Data excerpts
----

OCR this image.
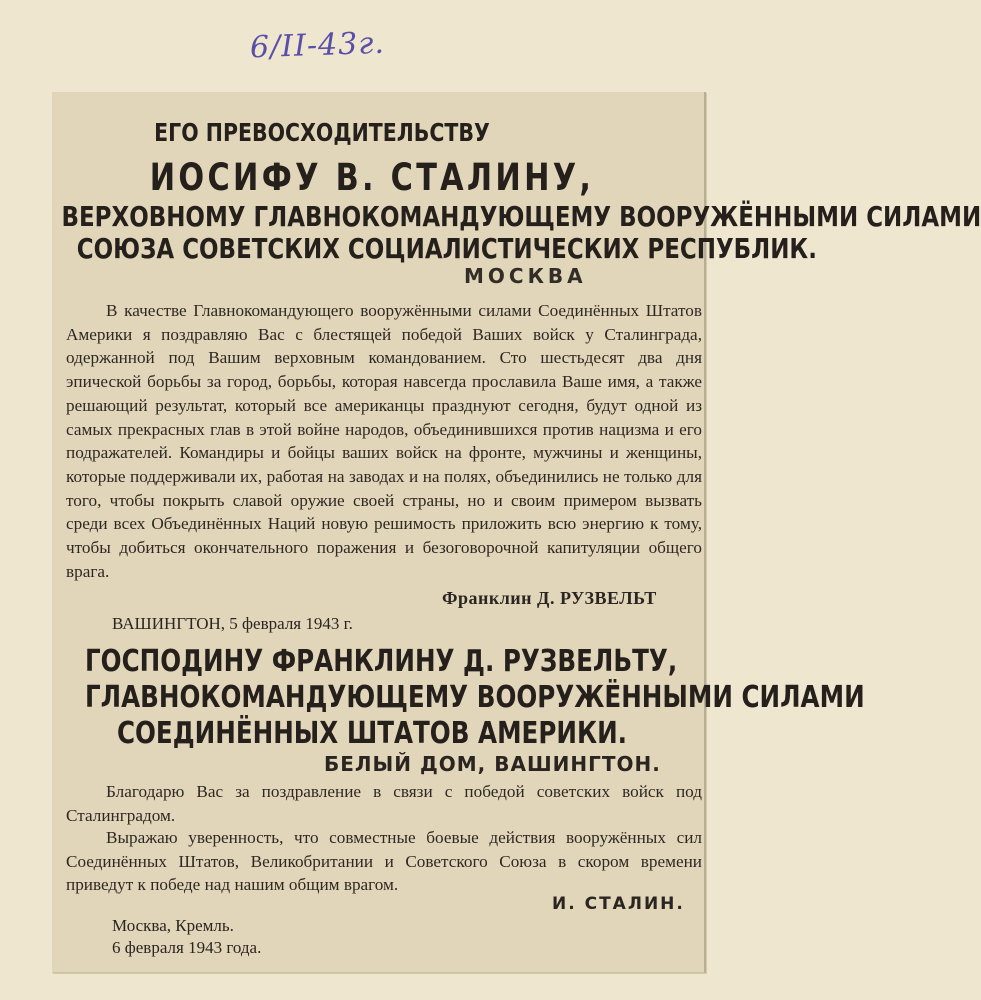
6/II-43г.
ЕГО ПРЕВОСХОДИТЕЛЬСТВУ
ИОСИФУ В. СТАЛИНУ,
ВЕРХОВНОМУ ГЛАВНОКОМАНДУЮЩЕМУ ВООРУЖЁННЫМИ СИЛАМИ
СОЮЗА СОВЕТСКИХ СОЦИАЛИСТИЧЕСКИХ РЕСПУБЛИК.
МОСКВА
В качестве Главнокомандующего вооружёнными силами Соединённых Штатов Америки я поздравляю Вас с блестящей победой Ваших войск у Сталинграда, одержанной под Вашим верховным командованием. Сто шестьдесят два дня эпической борьбы за город, борьбы, которая навсегда прославила Ваше имя, а также решающий результат, который все американцы празднуют сегодня, будут одной из самых прекрасных глав в этой войне народов, объединившихся против нацизма и его подражателей. Командиры и бойцы ваших войск на фронте, мужчины и женщины, которые поддерживали их, работая на заводах и на полях, объединились не только для того, чтобы покрыть славой оружие своей страны, но и своим примером вызвать среди всех Объединённых Наций новую решимость приложить всю энергию к тому, чтобы добиться окончательного поражения и безоговорочной капитуляции общего врага.
Франклин Д. РУЗВЕЛЬТ
ВАШИНГТОН, 5 февраля 1943 г.
ГОСПОДИНУ ФРАНКЛИНУ Д. РУЗВЕЛЬТУ,
ГЛАВНОКОМАНДУЮЩЕМУ ВООРУЖЁННЫМИ СИЛАМИ
СОЕДИНЁННЫХ ШТАТОВ АМЕРИКИ.
БЕЛЫЙ ДОМ, ВАШИНГТОН.
Благодарю Вас за поздравление в связи с победой советских войск под Сталинградом.
Выражаю уверенность, что совместные боевые действия вооружённых сил Соединённых Штатов, Великобритании и Советского Союза в скором времени приведут к победе над нашим общим врагом.
И. СТАЛИН.
Москва, Кремль.
6 февраля 1943 года.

----

» **TASK TO CARRY OUT**: In the copy, include all records verbatim but no images.

» **FINAL RESULT**:
OCR this image.
6/II-43г.
ЕГО ПРЕВОСХОДИТЕЛЬСТВУ
ИОСИФУ В. СТАЛИНУ,
ВЕРХОВНОМУ ГЛАВНОКОМАНДУЮЩЕМУ ВООРУЖЁННЫМИ СИЛАМИ
СОЮЗА СОВЕТСКИХ СОЦИАЛИСТИЧЕСКИХ РЕСПУБЛИК.
МОСКВА
В качестве Главнокомандующего вооружёнными силами Соединённых Штатов Америки я поздравляю Вас с блестящей победой Ваших войск у Сталинграда, одержанной под Вашим верховным командованием. Сто шестьдесят два дня эпической борьбы за город, борьбы, которая навсегда прославила Ваше имя, а также решающий результат, который все американцы празднуют сегодня, будут одной из самых прекрасных глав в этой войне народов, объединившихся против нацизма и его подражателей. Командиры и бойцы ваших войск на фронте, мужчины и женщины, которые поддерживали их, работая на заводах и на полях, объединились не только для того, чтобы покрыть славой оружие своей страны, но и своим примером вызвать среди всех Объединённых Наций новую решимость приложить всю энергию к тому, чтобы добиться окончательного поражения и безоговорочной капитуляции общего врага.
Франклин Д. РУЗВЕЛЬТ
ВАШИНГТОН, 5 февраля 1943 г.
ГОСПОДИНУ ФРАНКЛИНУ Д. РУЗВЕЛЬТУ,
ГЛАВНОКОМАНДУЮЩЕМУ ВООРУЖЁННЫМИ СИЛАМИ
СОЕДИНЁННЫХ ШТАТОВ АМЕРИКИ.
БЕЛЫЙ ДОМ, ВАШИНГТОН.
Благодарю Вас за поздравление в связи с победой советских войск под Сталинградом.
Выражаю уверенность, что совместные боевые действия вооружённых сил Соединённых Штатов, Великобритании и Советского Союза в скором времени приведут к победе над нашим общим врагом.
И. СТАЛИН.
Москва, Кремль.
6 февраля 1943 года.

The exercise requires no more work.